GIVEN TASK
In your copy, reproduce the entries exactly as they are, minus the images.

Saved entries
#####

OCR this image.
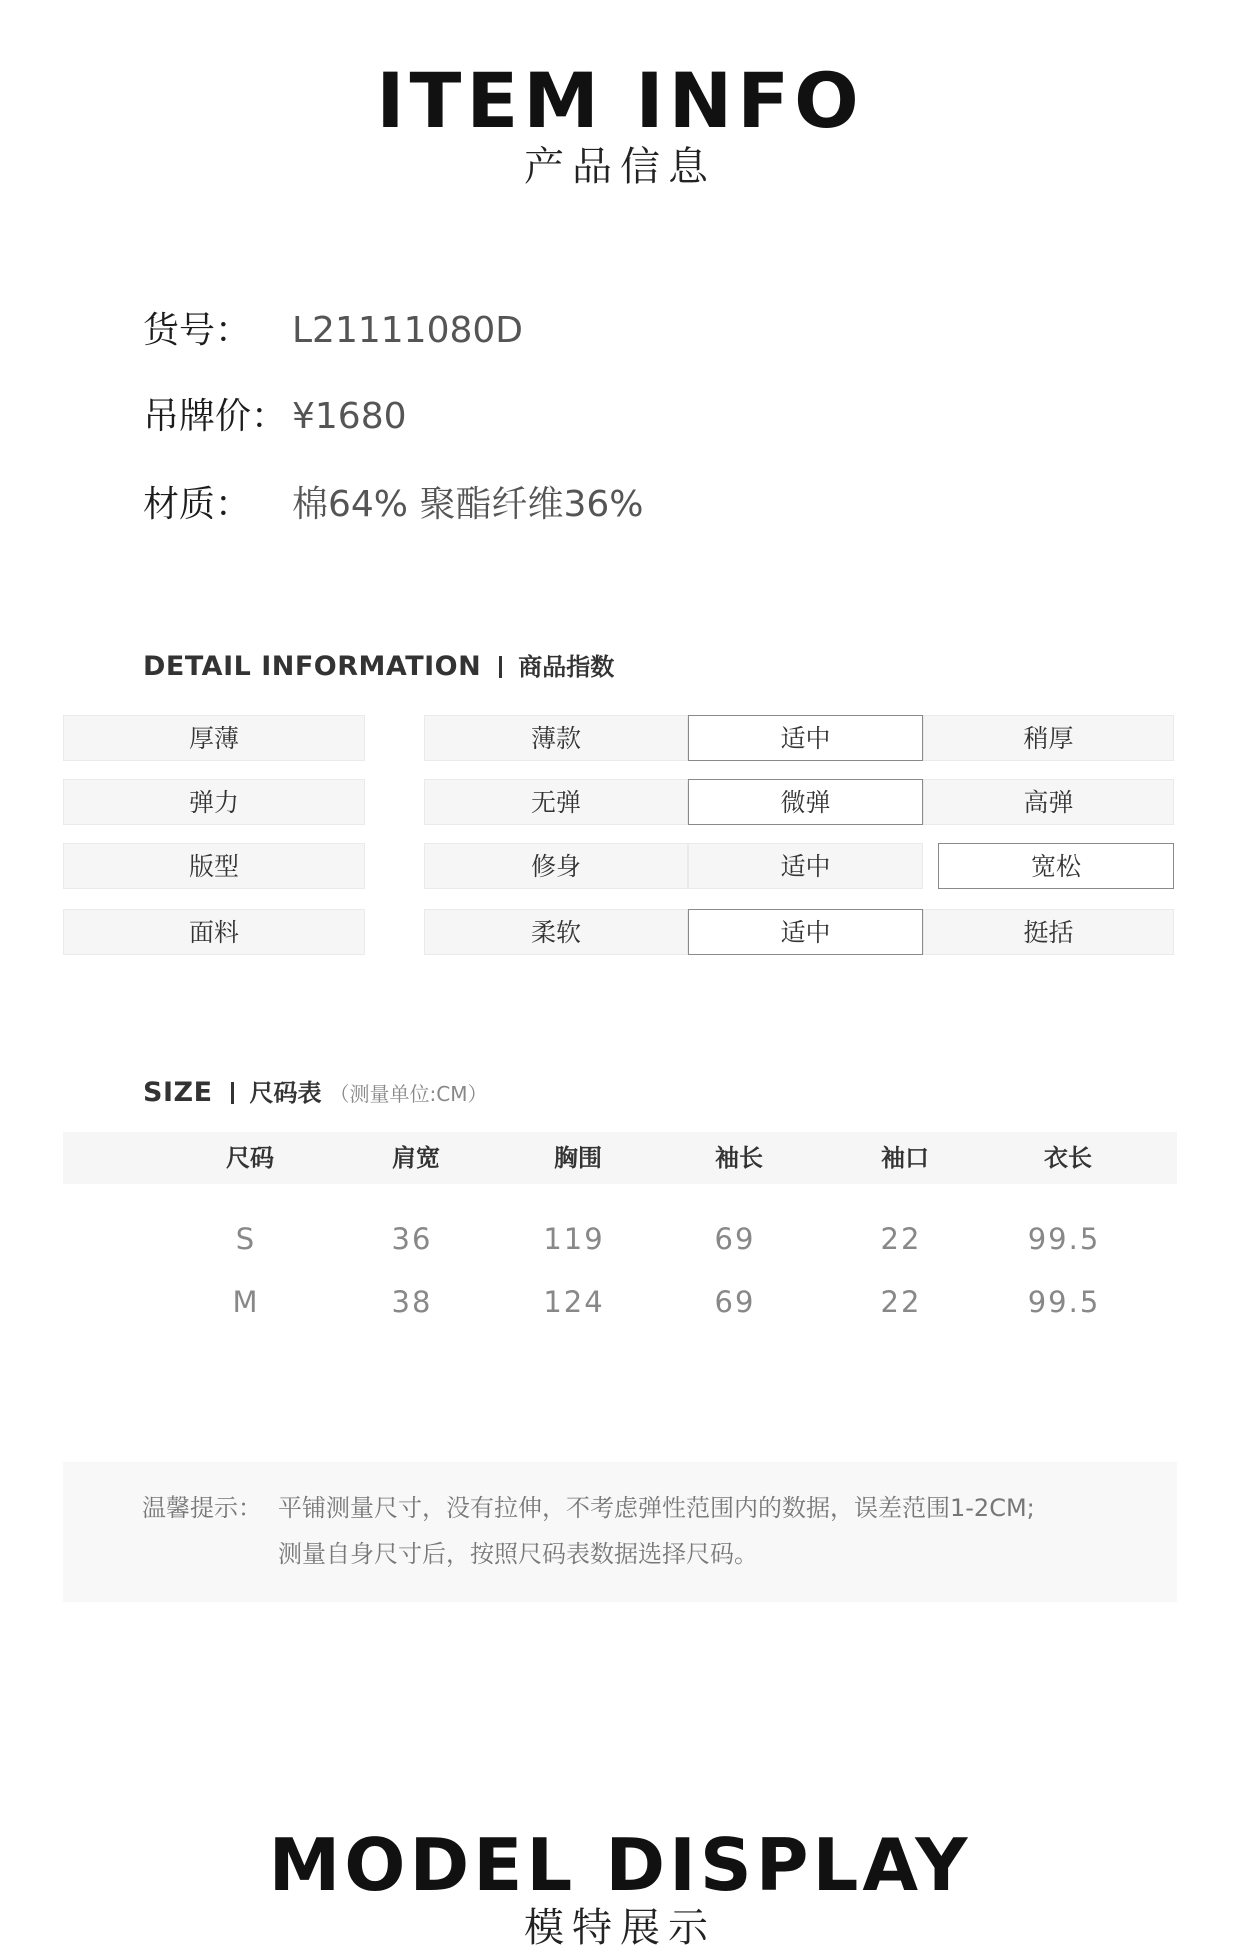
ITEM INFO
产品信息
货号： L21111080D
吊牌价： ¥1680
材质： 棉64% 聚酯纤维36%
DETAIL INFORMATION 商品指数
厚薄	薄款	适中	稍厚
弹力	无弹	微弹	高弹
版型	修身	适中	宽松
面料	柔软	适中	挺括
SIZE 尺码表 （测量单位:CM）
尺码	肩宽	胸围	袖长	袖口	衣长
S	36	119	69	22	99.5
M	38	124	69	22	99.5
温馨提示： 平铺测量尺寸，没有拉伸，不考虑弹性范围内的数据，误差范围1-2CM;
测量自身尺寸后，按照尺码表数据选择尺码。
MODEL DISPLAY
模特展示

#####

CORRECT RESULT
OCR this image.
ITEM INFO
产品信息
货号： L21111080D
吊牌价： ¥1680
材质： 棉64% 聚酯纤维36%
DETAIL INFORMATION 商品指数
厚薄	薄款	适中	稍厚
弹力	无弹	微弹	高弹
版型	修身	适中	宽松
面料	柔软	适中	挺括
SIZE 尺码表 （测量单位:CM）
尺码	肩宽	胸围	袖长	袖口	衣长
S	36	119	69	22	99.5
M	38	124	69	22	99.5
温馨提示： 平铺测量尺寸，没有拉伸，不考虑弹性范围内的数据，误差范围1-2CM;
测量自身尺寸后，按照尺码表数据选择尺码。
MODEL DISPLAY
模特展示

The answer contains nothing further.